▸ To do
**A)** List every diamond color code shown in the output of the aggregate() example in the R tutorial excerpt.
**B)** Please transcribe the part of the R tutorial excerpt that opens with the words containing "Now that we’ve" and closes with "of the diamonds.".

— BEGIN Excerpt to read —

Now that we’ve created some new data, it might be helpful to summarize it. diamond has 351 observations and it may be difficult to contextualize all of it. For example, we might want to know, “what’s the average price of diamonds?” We can use mean() to calculate the average. We can also calculate the median (median()) and standard deviation (sd()). While these give helpful single number summaries, it might be helpful to check out the entire distribution, too. One easy way to do this is via table(). This function will show you all of the unique values in the data and count how many times each appears. Below, try tabulating the color of diamonds. Then, tabulate the total price of the diamonds.


    

You will probably get varying results for color and price. Since color is categorical (with few options), the table is clean and easy to read. You can quickly pick out the most frequent color, the second most frequent, etc. Since the prices of diamonds vary so much, it’s unlikely you’ll find two diamonds with exactly the same price. For continuous data like this, it’s helpful to round the data before tabulating it. To round the data, we can use the round() function. Try tabulating the rounded price rather than the raw price.

This probably didn’t help either, huh? Maybe a better idea would be to first convert the price into thousands of dollars by dividing by 1,000, rounding, then multiplying by 1,000. You can do this via: round(diamond$TotalPrice/1000)*1000. Try this out in the code block above. Tabulating this creates a much more intuitive and helpful distribution. We can once again easy pick out where the most diamonds fall price-wise, etc.

We can also visualize tabulations by simply using the plot() function. We will talk more about how to plot in R at the end of these notes, but for instructional purposes, try plotting the distribution of the rounded price data above. After, try getting rid of the rounding, multiplication, and division (or change 1000 to 1) to see what the distribution of the raw data looks like compared to the rounded data.

aggregate()

Another helpful function for summarizing/collapsing data is aggregate(). This function allows us to find, for example, the average size and price by diamond color. We can easily calculate the average price for all diamonds by using mean(), but what if we wanted to find the average price for each diamond color? We would have to use aggregate(). See below for an example:

Code
          #x: these are the variables we want to aggregate
aggregate(list(Carat = diamond$Carat,
               Price = diamond$TotalPrice),
          # by: these are the groups by which to aggregate
          list(Color = diamond$Color),
          # FUN: this is the function we are going to apply
          mean) -> agg
agg
Output
  Color     Carat    Price
1     D 0.8225000 5568.798
2     E 0.7747561 4359.462
3     F 1.0568966 9160.397
4     G 1.1684884 9558.899
5     H 1.2144828 8668.721
6     I 1.2216667 7639.925
7     J 0.7366667 1936.300

There are some nuances about the above code. Notice how the first two arguments are lists. In addition, within these lists, I set names. These names get passed as column names in agg. By using lists, we are able to aggregate multiple columns by other multiple columns. It’d be worthwhile to explore this in one of the WebR chunks.

match()

Another important function you will come across is match(). This is one way to merge two different sets of data. For example, if there is one data.frame with unemployment rate as a variable and another that has GDP as a variable, we might want to combine the two into a single data.frame. Check out the code below to explore how the match function works.


    

Loops

Next, we will discuss loops in R. One of the most used loop in R is the for loop. This allows us to repeat some chunk of code a set number of times. I know we used aggregate() to find the average price per color type, but for instructional purposes, let’s use loops to replicate the results. As a disclaimer, you should use aggregate() over loops almost always. This is purely for instruction.

— END Excerpt to read —
— BEGIN Extracted information —

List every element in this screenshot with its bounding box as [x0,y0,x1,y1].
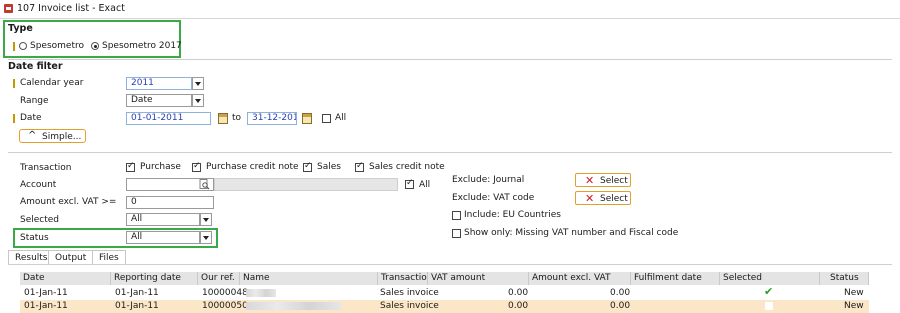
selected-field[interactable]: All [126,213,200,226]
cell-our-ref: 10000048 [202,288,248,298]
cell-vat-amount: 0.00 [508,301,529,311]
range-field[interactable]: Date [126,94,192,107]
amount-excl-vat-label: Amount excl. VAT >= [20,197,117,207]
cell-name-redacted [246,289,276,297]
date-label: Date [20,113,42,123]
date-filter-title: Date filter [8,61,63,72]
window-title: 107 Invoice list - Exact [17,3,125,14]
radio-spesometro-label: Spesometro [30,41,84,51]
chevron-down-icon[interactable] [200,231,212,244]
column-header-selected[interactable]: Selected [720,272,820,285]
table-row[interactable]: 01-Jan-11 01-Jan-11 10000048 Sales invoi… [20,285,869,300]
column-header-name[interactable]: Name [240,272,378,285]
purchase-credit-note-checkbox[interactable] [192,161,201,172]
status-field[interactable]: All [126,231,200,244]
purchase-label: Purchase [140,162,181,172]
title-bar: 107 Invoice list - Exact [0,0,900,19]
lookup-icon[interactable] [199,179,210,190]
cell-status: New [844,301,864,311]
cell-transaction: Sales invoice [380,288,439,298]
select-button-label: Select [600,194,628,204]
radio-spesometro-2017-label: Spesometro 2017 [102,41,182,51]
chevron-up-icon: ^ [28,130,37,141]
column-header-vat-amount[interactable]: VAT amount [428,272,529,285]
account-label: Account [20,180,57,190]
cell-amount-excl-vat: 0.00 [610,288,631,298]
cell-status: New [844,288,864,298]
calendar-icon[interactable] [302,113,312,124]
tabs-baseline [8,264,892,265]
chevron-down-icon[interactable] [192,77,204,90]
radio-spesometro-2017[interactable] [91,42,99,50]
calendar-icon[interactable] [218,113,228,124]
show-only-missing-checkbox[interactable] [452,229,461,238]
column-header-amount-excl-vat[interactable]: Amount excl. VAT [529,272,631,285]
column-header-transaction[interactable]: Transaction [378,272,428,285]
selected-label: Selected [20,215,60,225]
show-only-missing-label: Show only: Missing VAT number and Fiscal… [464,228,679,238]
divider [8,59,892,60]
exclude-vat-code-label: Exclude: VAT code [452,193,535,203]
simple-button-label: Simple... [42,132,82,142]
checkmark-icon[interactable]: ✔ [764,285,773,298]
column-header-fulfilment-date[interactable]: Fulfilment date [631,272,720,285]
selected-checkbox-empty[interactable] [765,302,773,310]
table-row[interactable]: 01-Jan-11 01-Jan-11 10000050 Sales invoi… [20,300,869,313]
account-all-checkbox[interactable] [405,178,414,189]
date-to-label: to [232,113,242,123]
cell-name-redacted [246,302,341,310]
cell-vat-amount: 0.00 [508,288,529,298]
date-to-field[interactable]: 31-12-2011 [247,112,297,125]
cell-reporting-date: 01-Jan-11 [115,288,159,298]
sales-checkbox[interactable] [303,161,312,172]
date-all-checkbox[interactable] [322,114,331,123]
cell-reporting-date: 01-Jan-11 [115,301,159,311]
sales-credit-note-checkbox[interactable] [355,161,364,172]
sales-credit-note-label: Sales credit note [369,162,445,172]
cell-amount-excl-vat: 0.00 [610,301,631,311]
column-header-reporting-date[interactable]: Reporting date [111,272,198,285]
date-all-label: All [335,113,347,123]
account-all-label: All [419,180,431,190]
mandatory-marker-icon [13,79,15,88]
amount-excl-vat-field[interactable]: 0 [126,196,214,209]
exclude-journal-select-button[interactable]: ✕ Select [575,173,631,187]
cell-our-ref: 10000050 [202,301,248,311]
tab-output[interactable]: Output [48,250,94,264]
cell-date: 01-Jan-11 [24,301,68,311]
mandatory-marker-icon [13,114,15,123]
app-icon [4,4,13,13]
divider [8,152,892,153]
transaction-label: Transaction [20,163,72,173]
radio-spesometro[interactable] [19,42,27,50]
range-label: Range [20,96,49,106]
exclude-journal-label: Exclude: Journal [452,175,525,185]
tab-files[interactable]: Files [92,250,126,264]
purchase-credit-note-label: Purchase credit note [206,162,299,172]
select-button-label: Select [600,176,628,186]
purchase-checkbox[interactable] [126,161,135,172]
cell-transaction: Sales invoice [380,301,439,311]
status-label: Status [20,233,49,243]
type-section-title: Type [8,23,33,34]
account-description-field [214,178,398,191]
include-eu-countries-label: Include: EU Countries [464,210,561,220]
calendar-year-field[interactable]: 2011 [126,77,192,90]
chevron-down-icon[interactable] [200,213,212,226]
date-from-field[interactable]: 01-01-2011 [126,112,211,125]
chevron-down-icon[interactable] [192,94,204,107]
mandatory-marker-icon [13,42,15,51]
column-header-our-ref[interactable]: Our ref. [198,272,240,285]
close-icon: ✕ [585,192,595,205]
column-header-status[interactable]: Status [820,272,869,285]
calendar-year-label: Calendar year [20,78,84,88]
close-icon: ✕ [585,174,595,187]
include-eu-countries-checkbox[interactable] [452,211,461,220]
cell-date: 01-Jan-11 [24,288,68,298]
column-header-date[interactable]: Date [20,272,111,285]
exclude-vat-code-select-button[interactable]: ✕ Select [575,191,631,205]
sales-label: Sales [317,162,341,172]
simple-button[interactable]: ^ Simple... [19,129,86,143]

— END Extracted information —

▸ Written answers
**A)** D, E, F, G, H, I, J

**B)**
Now that we’ve created some new data, it might be helpful to summarize it. diamond has 351 observations and it may be difficult to contextualize all of it. For example, we might want to know, “what’s the average price of diamonds?” We can use mean() to calculate the average. We can also calculate the median (median()) and standard deviation (sd()). While these give helpful single number summaries, it might be helpful to check out the entire distribution, too. One easy way to do this is via table(). This function will show you all of the unique values in the data and count how many times each appears. Below, try tabulating the color of diamonds. Then, tabulate the total price of the diamonds.